_Records about charts and figures_.
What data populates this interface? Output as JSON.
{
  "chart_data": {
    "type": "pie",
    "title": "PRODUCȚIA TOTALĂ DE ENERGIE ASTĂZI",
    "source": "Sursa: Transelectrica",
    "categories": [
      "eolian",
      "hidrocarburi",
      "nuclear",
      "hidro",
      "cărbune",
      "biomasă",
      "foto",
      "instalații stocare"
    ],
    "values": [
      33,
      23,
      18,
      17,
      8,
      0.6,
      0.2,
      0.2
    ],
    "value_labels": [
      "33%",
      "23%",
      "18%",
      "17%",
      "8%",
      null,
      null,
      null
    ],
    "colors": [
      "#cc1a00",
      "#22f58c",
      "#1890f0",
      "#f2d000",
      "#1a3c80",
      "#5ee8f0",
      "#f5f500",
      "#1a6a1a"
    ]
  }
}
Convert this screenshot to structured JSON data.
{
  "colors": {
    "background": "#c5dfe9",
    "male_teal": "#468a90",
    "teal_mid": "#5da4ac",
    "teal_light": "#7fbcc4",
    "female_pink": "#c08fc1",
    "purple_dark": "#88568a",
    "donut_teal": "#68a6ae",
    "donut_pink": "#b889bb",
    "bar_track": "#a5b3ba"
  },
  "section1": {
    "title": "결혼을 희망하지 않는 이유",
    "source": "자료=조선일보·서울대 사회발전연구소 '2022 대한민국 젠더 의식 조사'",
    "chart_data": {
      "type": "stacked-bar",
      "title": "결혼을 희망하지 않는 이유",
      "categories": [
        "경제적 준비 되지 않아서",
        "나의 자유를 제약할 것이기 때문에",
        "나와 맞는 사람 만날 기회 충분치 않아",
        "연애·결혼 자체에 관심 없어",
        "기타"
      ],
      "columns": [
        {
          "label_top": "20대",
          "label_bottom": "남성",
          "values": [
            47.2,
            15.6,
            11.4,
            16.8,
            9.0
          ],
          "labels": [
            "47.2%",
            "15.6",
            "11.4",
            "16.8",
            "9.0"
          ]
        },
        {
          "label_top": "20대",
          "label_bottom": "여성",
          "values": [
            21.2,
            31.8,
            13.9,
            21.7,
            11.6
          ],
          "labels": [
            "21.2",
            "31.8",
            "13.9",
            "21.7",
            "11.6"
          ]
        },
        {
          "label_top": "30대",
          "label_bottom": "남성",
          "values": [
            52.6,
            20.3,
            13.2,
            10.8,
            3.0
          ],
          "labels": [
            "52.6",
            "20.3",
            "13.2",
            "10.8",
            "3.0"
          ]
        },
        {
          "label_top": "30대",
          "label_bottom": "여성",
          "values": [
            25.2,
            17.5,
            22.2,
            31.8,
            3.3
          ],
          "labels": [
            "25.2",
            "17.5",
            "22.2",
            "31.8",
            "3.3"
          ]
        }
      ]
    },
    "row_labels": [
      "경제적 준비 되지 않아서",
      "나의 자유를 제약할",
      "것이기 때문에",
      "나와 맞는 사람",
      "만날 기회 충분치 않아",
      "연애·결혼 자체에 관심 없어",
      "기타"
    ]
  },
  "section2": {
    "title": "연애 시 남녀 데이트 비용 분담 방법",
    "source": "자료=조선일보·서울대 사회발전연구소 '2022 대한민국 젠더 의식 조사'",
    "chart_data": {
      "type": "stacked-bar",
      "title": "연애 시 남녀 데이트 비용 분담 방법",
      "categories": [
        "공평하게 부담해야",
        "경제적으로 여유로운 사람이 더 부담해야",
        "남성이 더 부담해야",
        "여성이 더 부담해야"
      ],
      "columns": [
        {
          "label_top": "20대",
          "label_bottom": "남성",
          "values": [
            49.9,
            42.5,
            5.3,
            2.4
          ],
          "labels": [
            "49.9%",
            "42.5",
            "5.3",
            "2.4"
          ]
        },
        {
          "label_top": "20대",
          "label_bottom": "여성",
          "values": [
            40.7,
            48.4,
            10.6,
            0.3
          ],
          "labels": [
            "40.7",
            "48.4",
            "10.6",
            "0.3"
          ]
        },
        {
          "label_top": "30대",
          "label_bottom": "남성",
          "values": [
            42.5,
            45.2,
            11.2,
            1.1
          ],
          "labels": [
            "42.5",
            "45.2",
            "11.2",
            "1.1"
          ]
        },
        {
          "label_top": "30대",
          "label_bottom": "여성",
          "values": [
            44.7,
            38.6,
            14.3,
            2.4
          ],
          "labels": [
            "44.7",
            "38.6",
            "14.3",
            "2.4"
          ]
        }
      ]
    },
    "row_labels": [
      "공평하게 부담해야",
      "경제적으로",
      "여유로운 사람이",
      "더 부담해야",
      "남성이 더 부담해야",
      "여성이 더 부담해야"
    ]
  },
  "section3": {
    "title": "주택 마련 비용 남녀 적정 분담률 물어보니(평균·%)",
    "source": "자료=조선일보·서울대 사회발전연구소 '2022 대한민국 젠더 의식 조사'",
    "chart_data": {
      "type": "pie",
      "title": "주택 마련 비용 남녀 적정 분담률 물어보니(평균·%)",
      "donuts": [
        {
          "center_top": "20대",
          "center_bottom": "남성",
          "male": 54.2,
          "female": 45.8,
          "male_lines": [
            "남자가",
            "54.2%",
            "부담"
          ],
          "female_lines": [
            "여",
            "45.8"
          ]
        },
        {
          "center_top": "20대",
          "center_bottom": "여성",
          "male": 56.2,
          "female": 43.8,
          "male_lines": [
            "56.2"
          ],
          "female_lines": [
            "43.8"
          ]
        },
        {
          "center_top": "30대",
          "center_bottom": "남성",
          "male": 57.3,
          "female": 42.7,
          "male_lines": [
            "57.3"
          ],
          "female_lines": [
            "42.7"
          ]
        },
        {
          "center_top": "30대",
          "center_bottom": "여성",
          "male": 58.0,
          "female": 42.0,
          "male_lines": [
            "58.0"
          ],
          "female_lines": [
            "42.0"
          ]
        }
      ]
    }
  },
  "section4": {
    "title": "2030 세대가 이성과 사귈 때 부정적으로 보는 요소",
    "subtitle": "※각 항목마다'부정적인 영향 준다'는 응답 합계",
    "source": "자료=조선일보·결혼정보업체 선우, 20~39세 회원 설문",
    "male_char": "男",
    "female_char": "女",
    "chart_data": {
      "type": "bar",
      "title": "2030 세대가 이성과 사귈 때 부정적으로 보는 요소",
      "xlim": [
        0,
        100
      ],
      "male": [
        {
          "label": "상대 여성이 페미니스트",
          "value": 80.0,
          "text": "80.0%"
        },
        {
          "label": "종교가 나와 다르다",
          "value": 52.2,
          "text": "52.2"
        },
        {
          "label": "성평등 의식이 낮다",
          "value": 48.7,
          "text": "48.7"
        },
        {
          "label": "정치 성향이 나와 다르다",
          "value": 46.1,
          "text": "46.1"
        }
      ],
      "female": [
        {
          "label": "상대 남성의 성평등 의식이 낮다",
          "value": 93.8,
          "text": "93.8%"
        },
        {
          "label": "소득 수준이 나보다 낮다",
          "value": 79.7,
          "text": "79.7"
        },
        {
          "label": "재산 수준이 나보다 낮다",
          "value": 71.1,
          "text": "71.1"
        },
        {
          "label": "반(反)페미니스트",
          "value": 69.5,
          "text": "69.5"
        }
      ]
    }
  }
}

_Requirement_.
Copy the entries above exactly, leaving none out.

_Exercise answer_.
What data populates this interface? Output as JSON.
{
  "chart_data": {
    "type": "pie",
    "title": "PRODUCȚIA TOTALĂ DE ENERGIE ASTĂZI",
    "source": "Sursa: Transelectrica",
    "categories": [
      "eolian",
      "hidrocarburi",
      "nuclear",
      "hidro",
      "cărbune",
      "biomasă",
      "foto",
      "instalații stocare"
    ],
    "values": [
      33,
      23,
      18,
      17,
      8,
      0.6,
      0.2,
      0.2
    ],
    "value_labels": [
      "33%",
      "23%",
      "18%",
      "17%",
      "8%",
      null,
      null,
      null
    ],
    "colors": [
      "#cc1a00",
      "#22f58c",
      "#1890f0",
      "#f2d000",
      "#1a3c80",
      "#5ee8f0",
      "#f5f500",
      "#1a6a1a"
    ]
  }
}
Convert this screenshot to structured JSON data.
{
  "colors": {
    "background": "#c5dfe9",
    "male_teal": "#468a90",
    "teal_mid": "#5da4ac",
    "teal_light": "#7fbcc4",
    "female_pink": "#c08fc1",
    "purple_dark": "#88568a",
    "donut_teal": "#68a6ae",
    "donut_pink": "#b889bb",
    "bar_track": "#a5b3ba"
  },
  "section1": {
    "title": "결혼을 희망하지 않는 이유",
    "source": "자료=조선일보·서울대 사회발전연구소 '2022 대한민국 젠더 의식 조사'",
    "chart_data": {
      "type": "stacked-bar",
      "title": "결혼을 희망하지 않는 이유",
      "categories": [
        "경제적 준비 되지 않아서",
        "나의 자유를 제약할 것이기 때문에",
        "나와 맞는 사람 만날 기회 충분치 않아",
        "연애·결혼 자체에 관심 없어",
        "기타"
      ],
      "columns": [
        {
          "label_top": "20대",
          "label_bottom": "남성",
          "values": [
            47.2,
            15.6,
            11.4,
            16.8,
            9.0
          ],
          "labels": [
            "47.2%",
            "15.6",
            "11.4",
            "16.8",
            "9.0"
          ]
        },
        {
          "label_top": "20대",
          "label_bottom": "여성",
          "values": [
            21.2,
            31.8,
            13.9,
            21.7,
            11.6
          ],
          "labels": [
            "21.2",
            "31.8",
            "13.9",
            "21.7",
            "11.6"
          ]
        },
        {
          "label_top": "30대",
          "label_bottom": "남성",
          "values": [
            52.6,
            20.3,
            13.2,
            10.8,
            3.0
          ],
          "labels": [
            "52.6",
            "20.3",
            "13.2",
            "10.8",
            "3.0"
          ]
        },
        {
          "label_top": "30대",
          "label_bottom": "여성",
          "values": [
            25.2,
            17.5,
            22.2,
            31.8,
            3.3
          ],
          "labels": [
            "25.2",
            "17.5",
            "22.2",
            "31.8",
            "3.3"
          ]
        }
      ]
    },
    "row_labels": [
      "경제적 준비 되지 않아서",
      "나의 자유를 제약할",
      "것이기 때문에",
      "나와 맞는 사람",
      "만날 기회 충분치 않아",
      "연애·결혼 자체에 관심 없어",
      "기타"
    ]
  },
  "section2": {
    "title": "연애 시 남녀 데이트 비용 분담 방법",
    "source": "자료=조선일보·서울대 사회발전연구소 '2022 대한민국 젠더 의식 조사'",
    "chart_data": {
      "type": "stacked-bar",
      "title": "연애 시 남녀 데이트 비용 분담 방법",
      "categories": [
        "공평하게 부담해야",
        "경제적으로 여유로운 사람이 더 부담해야",
        "남성이 더 부담해야",
        "여성이 더 부담해야"
      ],
      "columns": [
        {
          "label_top": "20대",
          "label_bottom": "남성",
          "values": [
            49.9,
            42.5,
            5.3,
            2.4
          ],
          "labels": [
            "49.9%",
            "42.5",
            "5.3",
            "2.4"
          ]
        },
        {
          "label_top": "20대",
          "label_bottom": "여성",
          "values": [
            40.7,
            48.4,
            10.6,
            0.3
          ],
          "labels": [
            "40.7",
            "48.4",
            "10.6",
            "0.3"
          ]
        },
        {
          "label_top": "30대",
          "label_bottom": "남성",
          "values": [
            42.5,
            45.2,
            11.2,
            1.1
          ],
          "labels": [
            "42.5",
            "45.2",
            "11.2",
            "1.1"
          ]
        },
        {
          "label_top": "30대",
          "label_bottom": "여성",
          "values": [
            44.7,
            38.6,
            14.3,
            2.4
          ],
          "labels": [
            "44.7",
            "38.6",
            "14.3",
            "2.4"
          ]
        }
      ]
    },
    "row_labels": [
      "공평하게 부담해야",
      "경제적으로",
      "여유로운 사람이",
      "더 부담해야",
      "남성이 더 부담해야",
      "여성이 더 부담해야"
    ]
  },
  "section3": {
    "title": "주택 마련 비용 남녀 적정 분담률 물어보니(평균·%)",
    "source": "자료=조선일보·서울대 사회발전연구소 '2022 대한민국 젠더 의식 조사'",
    "chart_data": {
      "type": "pie",
      "title": "주택 마련 비용 남녀 적정 분담률 물어보니(평균·%)",
      "donuts": [
        {
          "center_top": "20대",
          "center_bottom": "남성",
          "male": 54.2,
          "female": 45.8,
          "male_lines": [
            "남자가",
            "54.2%",
            "부담"
          ],
          "female_lines": [
            "여",
            "45.8"
          ]
        },
        {
          "center_top": "20대",
          "center_bottom": "여성",
          "male": 56.2,
          "female": 43.8,
          "male_lines": [
            "56.2"
          ],
          "female_lines": [
            "43.8"
          ]
        },
        {
          "center_top": "30대",
          "center_bottom": "남성",
          "male": 57.3,
          "female": 42.7,
          "male_lines": [
            "57.3"
          ],
          "female_lines": [
            "42.7"
          ]
        },
        {
          "center_top": "30대",
          "center_bottom": "여성",
          "male": 58.0,
          "female": 42.0,
          "male_lines": [
            "58.0"
          ],
          "female_lines": [
            "42.0"
          ]
        }
      ]
    }
  },
  "section4": {
    "title": "2030 세대가 이성과 사귈 때 부정적으로 보는 요소",
    "subtitle": "※각 항목마다'부정적인 영향 준다'는 응답 합계",
    "source": "자료=조선일보·결혼정보업체 선우, 20~39세 회원 설문",
    "male_char": "男",
    "female_char": "女",
    "chart_data": {
      "type": "bar",
      "title": "2030 세대가 이성과 사귈 때 부정적으로 보는 요소",
      "xlim": [
        0,
        100
      ],
      "male": [
        {
          "label": "상대 여성이 페미니스트",
          "value": 80.0,
          "text": "80.0%"
        },
        {
          "label": "종교가 나와 다르다",
          "value": 52.2,
          "text": "52.2"
        },
        {
          "label": "성평등 의식이 낮다",
          "value": 48.7,
          "text": "48.7"
        },
        {
          "label": "정치 성향이 나와 다르다",
          "value": 46.1,
          "text": "46.1"
        }
      ],
      "female": [
        {
          "label": "상대 남성의 성평등 의식이 낮다",
          "value": 93.8,
          "text": "93.8%"
        },
        {
          "label": "소득 수준이 나보다 낮다",
          "value": 79.7,
          "text": "79.7"
        },
        {
          "label": "재산 수준이 나보다 낮다",
          "value": 71.1,
          "text": "71.1"
        },
        {
          "label": "반(反)페미니스트",
          "value": 69.5,
          "text": "69.5"
        }
      ]
    }
  }
}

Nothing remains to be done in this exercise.